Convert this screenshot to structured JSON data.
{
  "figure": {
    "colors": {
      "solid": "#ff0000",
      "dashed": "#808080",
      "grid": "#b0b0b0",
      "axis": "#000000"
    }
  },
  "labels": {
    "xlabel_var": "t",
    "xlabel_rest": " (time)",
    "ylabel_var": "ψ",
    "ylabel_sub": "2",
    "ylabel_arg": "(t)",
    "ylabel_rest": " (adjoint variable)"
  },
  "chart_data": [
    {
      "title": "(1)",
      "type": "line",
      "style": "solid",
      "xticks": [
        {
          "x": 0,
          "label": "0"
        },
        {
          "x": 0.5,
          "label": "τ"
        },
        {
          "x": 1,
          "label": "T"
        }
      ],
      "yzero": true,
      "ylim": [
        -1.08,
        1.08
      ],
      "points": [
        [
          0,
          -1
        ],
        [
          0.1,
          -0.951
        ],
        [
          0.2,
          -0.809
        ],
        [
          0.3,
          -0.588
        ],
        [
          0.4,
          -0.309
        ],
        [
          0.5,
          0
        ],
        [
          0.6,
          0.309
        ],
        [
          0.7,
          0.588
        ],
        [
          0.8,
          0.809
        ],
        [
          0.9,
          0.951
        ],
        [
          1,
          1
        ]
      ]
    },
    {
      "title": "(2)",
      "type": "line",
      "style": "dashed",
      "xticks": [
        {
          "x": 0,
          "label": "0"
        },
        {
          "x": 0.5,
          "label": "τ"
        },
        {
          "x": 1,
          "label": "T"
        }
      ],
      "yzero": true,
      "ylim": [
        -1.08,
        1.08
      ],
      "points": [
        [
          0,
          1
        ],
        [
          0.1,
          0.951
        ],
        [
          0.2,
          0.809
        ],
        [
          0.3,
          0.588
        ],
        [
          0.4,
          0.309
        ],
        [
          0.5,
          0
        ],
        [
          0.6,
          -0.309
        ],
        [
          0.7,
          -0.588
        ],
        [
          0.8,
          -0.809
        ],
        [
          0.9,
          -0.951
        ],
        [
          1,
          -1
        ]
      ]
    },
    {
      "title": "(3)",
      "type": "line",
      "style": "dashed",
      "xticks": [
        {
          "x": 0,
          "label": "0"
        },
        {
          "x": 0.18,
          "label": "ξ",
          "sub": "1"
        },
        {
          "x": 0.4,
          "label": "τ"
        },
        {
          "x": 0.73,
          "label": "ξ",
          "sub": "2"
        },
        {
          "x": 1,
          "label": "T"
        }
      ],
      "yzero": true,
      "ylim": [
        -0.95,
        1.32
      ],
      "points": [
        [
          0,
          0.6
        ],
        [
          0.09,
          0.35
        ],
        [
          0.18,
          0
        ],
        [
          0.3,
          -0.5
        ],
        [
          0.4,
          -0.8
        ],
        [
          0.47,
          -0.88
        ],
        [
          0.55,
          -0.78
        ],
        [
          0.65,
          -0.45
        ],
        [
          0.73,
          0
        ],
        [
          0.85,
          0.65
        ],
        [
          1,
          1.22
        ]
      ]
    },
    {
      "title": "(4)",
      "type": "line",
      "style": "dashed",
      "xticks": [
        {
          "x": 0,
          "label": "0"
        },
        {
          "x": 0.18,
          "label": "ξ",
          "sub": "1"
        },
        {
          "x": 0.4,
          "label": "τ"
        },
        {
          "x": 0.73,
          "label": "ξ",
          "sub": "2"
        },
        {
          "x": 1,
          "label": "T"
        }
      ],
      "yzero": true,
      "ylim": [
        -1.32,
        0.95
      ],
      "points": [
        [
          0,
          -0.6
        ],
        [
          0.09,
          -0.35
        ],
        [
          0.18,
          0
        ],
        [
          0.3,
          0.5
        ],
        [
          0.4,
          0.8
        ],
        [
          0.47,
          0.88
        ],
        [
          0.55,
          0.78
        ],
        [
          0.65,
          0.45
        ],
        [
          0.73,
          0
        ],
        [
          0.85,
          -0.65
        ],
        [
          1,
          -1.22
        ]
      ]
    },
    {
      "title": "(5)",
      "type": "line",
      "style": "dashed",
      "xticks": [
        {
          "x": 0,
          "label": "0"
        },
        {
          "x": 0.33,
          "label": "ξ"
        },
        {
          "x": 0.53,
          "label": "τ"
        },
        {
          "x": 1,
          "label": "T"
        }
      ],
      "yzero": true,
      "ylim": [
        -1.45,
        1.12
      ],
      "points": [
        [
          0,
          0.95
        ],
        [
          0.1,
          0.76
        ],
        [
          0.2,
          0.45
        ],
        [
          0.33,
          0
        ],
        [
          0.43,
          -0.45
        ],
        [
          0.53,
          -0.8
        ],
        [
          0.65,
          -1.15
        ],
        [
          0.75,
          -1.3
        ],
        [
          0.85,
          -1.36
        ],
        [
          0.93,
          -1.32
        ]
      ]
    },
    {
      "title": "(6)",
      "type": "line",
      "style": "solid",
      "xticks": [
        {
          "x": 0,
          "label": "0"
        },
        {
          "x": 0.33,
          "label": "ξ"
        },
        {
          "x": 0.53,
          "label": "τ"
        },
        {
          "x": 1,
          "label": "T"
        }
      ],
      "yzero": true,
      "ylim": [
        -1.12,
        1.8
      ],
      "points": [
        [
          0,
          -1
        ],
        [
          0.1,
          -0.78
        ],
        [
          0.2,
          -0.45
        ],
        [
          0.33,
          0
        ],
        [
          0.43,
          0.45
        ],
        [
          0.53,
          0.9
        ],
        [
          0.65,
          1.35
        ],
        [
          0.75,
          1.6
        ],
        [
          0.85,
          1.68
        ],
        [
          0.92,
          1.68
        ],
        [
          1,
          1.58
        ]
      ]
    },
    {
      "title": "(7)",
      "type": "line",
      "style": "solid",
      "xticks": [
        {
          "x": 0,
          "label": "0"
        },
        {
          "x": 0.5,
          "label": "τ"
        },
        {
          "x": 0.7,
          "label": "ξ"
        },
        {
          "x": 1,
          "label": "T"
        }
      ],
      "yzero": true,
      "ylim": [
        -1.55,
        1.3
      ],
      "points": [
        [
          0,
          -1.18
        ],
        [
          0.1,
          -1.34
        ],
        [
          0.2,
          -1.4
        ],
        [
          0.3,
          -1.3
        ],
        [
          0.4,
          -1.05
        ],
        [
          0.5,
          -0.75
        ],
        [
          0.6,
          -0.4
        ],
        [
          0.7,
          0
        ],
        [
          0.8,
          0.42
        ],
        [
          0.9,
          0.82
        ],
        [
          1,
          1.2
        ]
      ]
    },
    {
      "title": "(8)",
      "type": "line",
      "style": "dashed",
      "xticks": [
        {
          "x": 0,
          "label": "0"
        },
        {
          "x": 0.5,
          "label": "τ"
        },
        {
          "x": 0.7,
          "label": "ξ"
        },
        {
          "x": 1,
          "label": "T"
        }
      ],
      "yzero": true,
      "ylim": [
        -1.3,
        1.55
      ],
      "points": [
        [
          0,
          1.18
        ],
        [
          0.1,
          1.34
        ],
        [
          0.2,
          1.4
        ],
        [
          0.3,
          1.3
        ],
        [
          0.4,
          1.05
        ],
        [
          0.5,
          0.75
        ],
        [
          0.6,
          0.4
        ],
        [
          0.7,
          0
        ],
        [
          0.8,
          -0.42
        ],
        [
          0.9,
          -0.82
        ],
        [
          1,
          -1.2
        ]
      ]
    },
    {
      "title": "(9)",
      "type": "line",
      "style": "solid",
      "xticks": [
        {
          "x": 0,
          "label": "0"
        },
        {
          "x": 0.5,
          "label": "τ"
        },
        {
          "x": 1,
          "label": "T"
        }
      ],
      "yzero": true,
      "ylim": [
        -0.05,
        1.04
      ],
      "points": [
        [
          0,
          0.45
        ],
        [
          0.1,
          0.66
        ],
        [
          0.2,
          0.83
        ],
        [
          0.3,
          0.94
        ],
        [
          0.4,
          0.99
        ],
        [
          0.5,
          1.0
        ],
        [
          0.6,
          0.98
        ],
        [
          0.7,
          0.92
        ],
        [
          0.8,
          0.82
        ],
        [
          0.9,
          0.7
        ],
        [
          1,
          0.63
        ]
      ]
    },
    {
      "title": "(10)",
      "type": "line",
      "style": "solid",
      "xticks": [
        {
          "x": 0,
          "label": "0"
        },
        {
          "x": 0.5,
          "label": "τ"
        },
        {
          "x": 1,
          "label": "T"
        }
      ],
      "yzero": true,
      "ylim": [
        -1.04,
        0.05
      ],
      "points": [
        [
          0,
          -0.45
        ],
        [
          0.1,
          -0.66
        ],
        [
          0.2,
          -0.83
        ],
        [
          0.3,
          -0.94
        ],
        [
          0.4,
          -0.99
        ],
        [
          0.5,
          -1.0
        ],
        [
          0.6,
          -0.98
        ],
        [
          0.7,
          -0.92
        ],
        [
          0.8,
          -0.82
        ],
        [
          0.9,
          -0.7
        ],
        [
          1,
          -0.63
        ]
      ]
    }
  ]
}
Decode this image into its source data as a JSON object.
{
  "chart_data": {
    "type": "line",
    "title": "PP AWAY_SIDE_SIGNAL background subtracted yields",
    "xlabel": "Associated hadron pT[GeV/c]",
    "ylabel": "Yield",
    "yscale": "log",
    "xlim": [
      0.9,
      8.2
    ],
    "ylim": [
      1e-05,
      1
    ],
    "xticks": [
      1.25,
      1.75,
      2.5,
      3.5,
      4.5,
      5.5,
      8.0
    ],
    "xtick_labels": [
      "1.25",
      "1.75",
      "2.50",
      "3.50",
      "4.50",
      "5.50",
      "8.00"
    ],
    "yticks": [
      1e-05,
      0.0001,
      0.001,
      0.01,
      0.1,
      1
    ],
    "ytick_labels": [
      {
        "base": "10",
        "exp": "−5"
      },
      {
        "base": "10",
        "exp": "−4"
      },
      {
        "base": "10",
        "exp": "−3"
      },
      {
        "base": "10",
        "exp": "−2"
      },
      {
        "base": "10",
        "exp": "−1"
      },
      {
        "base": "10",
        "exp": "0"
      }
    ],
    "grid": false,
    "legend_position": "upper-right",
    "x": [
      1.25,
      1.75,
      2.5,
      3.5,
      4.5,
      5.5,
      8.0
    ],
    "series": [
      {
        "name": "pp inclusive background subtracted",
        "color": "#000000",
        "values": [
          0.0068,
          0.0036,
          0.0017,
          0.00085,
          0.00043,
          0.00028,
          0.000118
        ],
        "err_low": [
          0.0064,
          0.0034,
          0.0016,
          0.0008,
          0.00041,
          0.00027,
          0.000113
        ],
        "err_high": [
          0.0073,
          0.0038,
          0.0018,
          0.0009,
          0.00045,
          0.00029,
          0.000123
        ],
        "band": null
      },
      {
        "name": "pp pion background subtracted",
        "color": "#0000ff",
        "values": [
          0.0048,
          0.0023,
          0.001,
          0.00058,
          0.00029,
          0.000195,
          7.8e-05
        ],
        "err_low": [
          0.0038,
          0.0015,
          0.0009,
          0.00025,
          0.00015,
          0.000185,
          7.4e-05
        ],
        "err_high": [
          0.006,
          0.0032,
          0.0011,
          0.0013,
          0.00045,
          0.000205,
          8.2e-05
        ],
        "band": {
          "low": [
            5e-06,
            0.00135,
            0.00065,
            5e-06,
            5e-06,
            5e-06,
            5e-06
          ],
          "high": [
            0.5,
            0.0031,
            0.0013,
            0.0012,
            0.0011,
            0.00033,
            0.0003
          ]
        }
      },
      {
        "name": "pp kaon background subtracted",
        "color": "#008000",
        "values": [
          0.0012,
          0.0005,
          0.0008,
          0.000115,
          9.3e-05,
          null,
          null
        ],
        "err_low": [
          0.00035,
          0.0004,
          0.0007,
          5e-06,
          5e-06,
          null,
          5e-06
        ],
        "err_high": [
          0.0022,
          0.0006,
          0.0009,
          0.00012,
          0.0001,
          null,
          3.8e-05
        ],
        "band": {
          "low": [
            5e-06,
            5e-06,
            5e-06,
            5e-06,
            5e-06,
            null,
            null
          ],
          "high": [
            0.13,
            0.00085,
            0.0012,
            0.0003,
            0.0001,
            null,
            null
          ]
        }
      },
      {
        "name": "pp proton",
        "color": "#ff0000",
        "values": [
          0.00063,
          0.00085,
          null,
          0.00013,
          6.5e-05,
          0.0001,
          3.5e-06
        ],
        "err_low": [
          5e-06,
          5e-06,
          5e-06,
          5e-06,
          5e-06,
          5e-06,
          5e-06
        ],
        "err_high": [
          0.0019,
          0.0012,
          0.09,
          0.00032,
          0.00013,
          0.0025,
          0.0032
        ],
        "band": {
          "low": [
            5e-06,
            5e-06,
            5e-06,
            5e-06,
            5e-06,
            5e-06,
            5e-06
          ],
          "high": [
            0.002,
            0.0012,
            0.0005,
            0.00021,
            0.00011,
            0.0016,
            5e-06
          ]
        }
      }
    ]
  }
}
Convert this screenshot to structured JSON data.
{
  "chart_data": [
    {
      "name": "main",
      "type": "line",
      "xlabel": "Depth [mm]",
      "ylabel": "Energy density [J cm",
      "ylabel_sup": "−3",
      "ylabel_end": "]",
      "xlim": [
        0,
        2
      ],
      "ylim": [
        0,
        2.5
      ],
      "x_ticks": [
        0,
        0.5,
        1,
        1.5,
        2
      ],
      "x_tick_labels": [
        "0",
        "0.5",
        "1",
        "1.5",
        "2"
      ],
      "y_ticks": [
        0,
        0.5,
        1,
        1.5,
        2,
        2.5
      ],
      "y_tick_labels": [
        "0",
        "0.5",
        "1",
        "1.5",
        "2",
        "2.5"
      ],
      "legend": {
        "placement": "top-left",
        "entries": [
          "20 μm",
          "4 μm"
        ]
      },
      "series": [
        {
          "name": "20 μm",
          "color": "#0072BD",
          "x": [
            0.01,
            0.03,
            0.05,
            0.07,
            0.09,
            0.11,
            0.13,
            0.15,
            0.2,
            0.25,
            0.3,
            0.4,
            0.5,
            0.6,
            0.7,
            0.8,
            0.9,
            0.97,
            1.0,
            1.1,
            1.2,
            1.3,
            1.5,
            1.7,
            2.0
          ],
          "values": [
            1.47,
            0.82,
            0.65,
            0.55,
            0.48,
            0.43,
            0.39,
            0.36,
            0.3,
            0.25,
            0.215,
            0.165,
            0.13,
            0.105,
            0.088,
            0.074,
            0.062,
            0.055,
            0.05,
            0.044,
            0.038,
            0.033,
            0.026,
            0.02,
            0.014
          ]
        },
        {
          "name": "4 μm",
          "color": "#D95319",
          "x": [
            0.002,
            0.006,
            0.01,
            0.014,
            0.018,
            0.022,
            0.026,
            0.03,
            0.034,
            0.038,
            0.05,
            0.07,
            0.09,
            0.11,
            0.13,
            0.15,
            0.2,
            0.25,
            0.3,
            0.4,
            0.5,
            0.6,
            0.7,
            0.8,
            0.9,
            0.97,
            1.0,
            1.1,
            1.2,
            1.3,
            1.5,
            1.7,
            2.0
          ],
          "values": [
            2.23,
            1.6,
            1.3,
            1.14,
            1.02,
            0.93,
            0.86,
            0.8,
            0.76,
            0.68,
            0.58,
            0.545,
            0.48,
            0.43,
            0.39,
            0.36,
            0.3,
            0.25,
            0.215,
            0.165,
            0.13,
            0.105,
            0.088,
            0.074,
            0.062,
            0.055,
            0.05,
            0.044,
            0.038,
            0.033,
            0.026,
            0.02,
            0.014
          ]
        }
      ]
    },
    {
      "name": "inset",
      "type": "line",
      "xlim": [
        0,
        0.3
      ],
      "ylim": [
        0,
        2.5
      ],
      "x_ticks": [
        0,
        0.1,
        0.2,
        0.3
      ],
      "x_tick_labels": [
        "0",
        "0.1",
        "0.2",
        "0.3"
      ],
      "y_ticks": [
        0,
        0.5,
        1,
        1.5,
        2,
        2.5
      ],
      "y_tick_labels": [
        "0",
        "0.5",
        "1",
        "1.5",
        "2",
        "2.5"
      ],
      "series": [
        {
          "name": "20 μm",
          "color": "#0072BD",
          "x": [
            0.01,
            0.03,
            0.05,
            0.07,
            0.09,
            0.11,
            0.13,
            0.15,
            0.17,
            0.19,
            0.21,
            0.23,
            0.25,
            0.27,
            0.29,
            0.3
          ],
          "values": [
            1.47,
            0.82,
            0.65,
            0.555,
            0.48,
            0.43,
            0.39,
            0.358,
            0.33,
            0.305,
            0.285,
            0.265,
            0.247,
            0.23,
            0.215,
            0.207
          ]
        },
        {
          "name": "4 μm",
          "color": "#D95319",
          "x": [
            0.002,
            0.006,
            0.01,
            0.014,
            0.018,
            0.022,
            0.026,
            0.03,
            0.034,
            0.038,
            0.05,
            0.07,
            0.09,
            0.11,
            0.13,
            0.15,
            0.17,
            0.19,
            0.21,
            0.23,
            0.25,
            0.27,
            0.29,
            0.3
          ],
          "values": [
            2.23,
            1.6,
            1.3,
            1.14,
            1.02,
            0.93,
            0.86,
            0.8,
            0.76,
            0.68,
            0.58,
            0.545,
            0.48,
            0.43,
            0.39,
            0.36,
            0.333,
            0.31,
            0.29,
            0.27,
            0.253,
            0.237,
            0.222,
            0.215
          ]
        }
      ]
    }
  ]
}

WHAT YOU HAVE TO DO: Within the records above, how many lines include the word "background"? State the number by itself.

RESPONSE TO THE EXERCISE: 4